● Challenge
Below are some entries. Copy each line that holds the string "prostředky".

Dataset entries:
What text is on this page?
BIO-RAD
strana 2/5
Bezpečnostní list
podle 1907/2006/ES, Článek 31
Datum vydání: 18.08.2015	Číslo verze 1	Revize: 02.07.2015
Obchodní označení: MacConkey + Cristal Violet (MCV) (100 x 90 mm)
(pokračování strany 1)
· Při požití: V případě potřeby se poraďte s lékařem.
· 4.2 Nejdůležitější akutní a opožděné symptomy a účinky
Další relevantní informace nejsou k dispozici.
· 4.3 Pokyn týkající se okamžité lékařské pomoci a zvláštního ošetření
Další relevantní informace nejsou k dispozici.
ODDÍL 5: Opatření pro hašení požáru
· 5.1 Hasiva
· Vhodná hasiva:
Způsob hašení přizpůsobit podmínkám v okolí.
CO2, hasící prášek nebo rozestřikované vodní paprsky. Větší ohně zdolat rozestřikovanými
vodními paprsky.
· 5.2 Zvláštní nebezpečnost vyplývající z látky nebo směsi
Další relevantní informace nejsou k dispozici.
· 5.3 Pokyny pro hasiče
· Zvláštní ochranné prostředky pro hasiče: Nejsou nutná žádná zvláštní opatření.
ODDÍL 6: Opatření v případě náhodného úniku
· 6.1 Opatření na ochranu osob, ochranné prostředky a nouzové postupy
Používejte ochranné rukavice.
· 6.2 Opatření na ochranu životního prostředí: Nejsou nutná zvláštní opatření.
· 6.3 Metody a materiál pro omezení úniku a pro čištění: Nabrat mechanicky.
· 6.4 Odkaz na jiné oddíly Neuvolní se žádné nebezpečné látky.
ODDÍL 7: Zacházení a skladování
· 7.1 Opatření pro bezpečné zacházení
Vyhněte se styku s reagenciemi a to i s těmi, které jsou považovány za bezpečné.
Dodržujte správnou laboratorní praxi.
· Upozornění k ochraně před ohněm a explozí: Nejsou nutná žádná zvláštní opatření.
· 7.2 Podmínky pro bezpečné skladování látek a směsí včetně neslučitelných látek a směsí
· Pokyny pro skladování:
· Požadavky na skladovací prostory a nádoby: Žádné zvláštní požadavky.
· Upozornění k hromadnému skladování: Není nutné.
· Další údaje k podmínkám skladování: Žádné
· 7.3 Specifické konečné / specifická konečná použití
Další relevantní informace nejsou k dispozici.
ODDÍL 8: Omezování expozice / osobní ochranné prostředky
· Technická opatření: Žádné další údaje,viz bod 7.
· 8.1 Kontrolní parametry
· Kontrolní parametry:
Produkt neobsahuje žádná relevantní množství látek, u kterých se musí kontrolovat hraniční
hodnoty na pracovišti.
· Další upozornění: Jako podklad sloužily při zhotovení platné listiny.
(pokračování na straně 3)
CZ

● Worked answer
· Zvláštní ochranné prostředky pro hasiče: Nejsou nutná žádná zvláštní opatření.
· 6.1 Opatření na ochranu osob, ochranné prostředky a nouzové postupy
ODDÍL 8: Omezování expozice / osobní ochranné prostředky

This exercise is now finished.